→ Goal:
In the entries, find all lines that hold the word "является" and copy them.

======== Data extract

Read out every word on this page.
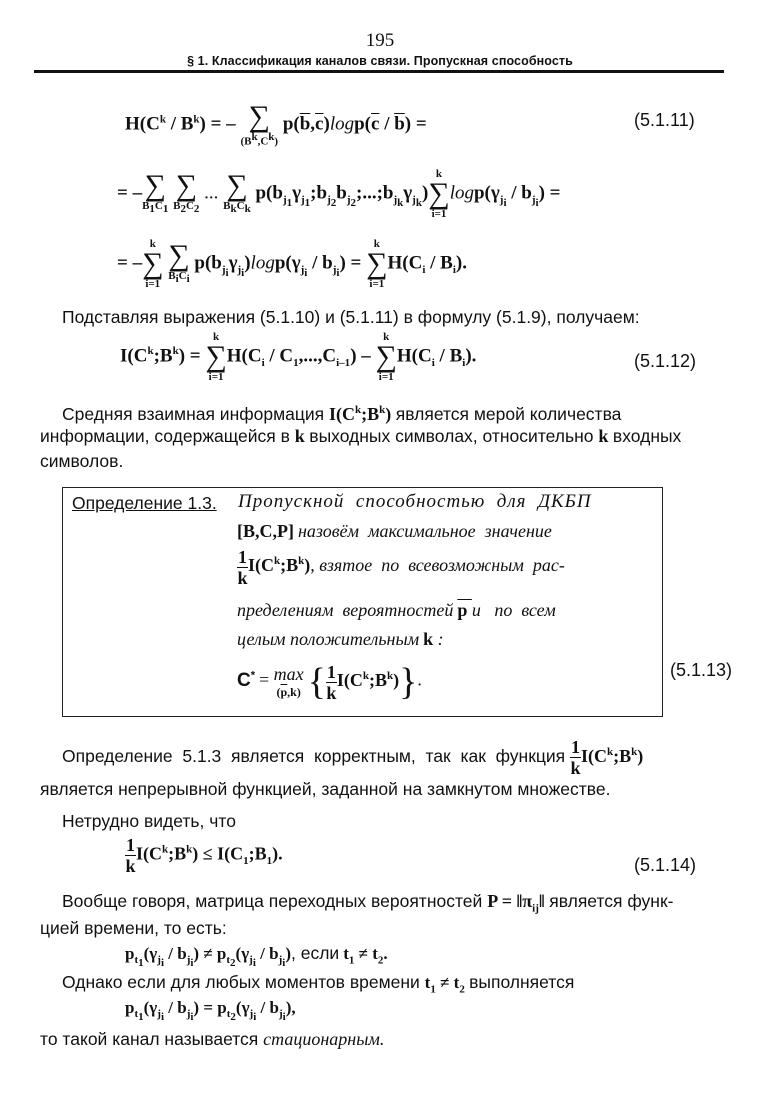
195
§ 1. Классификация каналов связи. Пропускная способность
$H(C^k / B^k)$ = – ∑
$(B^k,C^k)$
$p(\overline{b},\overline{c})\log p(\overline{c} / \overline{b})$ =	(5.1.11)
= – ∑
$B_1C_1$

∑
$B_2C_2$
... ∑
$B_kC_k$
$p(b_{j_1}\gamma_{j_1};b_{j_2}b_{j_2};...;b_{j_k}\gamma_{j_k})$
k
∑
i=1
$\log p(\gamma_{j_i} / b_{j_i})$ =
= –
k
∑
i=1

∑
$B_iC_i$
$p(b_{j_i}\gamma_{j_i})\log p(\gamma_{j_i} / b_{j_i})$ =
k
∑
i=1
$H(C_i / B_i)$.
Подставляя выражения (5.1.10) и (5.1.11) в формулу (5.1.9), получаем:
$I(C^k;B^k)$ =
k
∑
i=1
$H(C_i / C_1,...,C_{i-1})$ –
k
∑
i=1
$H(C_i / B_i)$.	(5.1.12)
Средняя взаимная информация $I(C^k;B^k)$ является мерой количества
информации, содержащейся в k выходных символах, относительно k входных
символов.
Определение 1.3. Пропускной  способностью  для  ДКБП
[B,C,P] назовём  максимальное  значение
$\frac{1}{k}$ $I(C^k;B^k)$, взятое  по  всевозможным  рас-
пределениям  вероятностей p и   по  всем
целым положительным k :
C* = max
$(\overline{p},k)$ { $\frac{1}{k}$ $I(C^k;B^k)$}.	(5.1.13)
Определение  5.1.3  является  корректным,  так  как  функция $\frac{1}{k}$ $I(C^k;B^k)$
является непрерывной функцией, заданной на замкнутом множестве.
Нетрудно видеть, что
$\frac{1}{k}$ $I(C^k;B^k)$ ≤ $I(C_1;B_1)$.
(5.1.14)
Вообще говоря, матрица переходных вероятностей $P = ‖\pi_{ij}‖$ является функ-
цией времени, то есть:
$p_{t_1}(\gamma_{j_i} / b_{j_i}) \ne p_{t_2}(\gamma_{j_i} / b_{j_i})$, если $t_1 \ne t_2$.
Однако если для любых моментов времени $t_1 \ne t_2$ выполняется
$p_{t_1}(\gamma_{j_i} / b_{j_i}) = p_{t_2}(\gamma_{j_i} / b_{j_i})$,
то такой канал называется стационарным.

================
======== Data extract

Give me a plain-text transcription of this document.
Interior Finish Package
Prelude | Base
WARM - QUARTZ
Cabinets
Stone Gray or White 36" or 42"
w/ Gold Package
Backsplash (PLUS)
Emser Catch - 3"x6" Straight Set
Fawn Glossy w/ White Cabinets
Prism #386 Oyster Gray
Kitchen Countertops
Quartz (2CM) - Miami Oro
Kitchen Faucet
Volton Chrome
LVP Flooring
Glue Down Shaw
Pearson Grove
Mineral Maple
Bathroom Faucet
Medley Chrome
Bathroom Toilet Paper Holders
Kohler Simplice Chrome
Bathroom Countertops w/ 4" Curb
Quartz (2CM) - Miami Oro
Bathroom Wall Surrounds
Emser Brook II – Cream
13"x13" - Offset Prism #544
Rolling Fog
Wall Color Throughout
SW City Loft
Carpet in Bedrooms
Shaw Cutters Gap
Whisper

================
======== Data extract

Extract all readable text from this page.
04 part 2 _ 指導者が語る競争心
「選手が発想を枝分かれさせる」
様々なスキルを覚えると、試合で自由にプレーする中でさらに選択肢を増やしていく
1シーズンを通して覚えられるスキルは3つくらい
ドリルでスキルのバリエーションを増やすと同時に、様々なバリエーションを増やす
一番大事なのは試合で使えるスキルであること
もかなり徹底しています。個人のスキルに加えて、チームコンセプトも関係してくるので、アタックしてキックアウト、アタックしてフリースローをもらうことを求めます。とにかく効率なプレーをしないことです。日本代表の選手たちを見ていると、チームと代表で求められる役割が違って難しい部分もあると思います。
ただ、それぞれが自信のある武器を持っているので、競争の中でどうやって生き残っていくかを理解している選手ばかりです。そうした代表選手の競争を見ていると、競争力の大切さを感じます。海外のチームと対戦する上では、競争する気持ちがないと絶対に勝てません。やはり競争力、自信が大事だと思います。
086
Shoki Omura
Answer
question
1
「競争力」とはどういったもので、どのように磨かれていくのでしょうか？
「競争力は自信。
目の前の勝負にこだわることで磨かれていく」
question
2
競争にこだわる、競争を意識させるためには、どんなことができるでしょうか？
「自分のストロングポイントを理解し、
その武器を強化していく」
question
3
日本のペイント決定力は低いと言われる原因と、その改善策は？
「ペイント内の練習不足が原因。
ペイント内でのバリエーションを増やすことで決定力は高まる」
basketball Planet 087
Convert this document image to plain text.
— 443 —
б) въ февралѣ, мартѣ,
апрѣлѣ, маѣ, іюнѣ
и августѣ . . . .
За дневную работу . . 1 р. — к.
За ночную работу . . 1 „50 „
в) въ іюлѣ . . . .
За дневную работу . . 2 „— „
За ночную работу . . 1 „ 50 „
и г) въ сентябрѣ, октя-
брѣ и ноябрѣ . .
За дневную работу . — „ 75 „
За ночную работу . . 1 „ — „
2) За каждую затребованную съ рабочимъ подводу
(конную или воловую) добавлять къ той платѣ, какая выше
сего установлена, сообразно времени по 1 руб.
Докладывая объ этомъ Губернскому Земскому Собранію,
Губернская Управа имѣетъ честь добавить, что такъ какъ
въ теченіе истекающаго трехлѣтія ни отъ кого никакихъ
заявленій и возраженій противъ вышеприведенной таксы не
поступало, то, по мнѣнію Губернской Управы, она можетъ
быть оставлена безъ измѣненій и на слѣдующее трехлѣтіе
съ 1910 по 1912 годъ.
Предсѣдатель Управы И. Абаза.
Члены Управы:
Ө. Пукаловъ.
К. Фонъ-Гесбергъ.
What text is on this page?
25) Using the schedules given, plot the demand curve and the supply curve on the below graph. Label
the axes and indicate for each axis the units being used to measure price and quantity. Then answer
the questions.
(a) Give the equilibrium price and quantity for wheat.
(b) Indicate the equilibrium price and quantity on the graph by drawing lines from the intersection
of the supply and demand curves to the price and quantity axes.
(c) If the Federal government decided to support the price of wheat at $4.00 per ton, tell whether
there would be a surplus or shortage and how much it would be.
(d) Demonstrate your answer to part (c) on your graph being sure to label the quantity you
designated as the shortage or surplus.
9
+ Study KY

================

→ Response to this exercise:
Средняя взаимная информация $I(C^k;B^k)$ является мерой количества
Определение  5.1.3  является  корректным,  так  как  функция $\frac{1}{k}$ $I(C^k;B^k)$
является непрерывной функцией, заданной на замкнутом множестве.
Вообще говоря, матрица переходных вероятностей $P = ‖\pi_{ij}‖$ является функ-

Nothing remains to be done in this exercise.